start GIVEN DATA
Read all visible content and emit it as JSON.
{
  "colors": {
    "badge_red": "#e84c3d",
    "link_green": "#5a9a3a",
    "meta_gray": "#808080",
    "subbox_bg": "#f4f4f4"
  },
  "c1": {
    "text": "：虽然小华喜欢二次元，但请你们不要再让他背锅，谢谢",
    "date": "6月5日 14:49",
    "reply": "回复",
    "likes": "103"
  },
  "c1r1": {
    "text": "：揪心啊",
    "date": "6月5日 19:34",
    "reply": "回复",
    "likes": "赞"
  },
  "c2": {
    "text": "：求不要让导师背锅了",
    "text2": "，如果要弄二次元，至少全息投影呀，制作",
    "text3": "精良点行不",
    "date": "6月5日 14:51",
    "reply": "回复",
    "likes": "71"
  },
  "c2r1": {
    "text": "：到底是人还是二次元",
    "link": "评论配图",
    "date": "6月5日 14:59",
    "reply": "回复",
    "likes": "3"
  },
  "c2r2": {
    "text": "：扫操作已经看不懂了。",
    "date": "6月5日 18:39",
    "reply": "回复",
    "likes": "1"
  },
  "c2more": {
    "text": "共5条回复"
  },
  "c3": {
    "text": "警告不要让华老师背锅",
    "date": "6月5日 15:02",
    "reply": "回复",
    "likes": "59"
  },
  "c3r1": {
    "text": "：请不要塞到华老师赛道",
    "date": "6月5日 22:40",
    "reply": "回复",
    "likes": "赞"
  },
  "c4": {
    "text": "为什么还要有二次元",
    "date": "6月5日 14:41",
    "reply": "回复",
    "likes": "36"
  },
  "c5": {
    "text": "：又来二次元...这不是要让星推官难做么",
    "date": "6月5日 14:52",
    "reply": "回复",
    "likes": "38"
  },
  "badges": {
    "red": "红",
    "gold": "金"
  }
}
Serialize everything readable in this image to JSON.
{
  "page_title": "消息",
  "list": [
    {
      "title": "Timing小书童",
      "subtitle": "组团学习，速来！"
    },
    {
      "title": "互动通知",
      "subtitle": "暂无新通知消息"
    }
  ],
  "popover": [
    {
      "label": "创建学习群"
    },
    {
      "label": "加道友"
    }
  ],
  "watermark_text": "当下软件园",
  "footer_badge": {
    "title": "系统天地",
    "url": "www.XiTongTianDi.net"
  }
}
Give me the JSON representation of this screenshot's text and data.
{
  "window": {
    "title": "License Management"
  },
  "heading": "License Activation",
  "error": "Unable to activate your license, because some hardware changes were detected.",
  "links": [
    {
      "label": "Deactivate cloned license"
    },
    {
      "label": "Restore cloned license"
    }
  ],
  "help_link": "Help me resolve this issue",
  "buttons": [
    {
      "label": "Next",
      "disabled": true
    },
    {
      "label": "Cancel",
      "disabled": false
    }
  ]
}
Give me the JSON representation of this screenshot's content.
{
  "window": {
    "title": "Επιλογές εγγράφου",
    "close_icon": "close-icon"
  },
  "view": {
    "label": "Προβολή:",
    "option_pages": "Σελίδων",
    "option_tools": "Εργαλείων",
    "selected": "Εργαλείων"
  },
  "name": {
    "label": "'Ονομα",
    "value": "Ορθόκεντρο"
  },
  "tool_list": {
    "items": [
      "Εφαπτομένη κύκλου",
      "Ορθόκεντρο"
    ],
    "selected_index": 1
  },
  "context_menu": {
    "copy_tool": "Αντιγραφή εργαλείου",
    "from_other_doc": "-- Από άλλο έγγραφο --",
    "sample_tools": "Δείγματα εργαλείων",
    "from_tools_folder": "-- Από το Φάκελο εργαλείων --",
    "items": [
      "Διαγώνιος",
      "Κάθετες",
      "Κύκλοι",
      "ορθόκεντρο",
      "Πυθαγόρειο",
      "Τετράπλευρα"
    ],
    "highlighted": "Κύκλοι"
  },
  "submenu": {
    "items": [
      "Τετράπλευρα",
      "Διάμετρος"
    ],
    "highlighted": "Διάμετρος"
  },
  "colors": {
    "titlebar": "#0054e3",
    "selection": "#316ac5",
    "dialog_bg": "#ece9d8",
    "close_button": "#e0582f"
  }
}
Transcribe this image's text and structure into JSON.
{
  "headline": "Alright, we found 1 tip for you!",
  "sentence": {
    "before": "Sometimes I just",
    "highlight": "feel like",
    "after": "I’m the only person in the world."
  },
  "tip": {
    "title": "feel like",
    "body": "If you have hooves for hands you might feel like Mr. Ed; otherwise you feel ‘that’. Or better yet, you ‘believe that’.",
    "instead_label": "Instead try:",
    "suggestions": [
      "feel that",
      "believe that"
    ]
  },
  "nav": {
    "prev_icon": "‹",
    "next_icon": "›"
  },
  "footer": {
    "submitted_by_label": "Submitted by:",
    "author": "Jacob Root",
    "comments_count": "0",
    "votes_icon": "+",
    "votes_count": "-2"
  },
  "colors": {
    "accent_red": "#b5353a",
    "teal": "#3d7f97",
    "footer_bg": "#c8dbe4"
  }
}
end GIVEN DATA
> **WHAT TO PRODUCE**
Show every line where the string "that" appears.

> **THE COMPLETED TASK**
    "body": "If you have hooves for hands you might feel like Mr. Ed; otherwise you feel ‘that’. Or better yet, you ‘believe that’.",
      "feel that",
      "believe that"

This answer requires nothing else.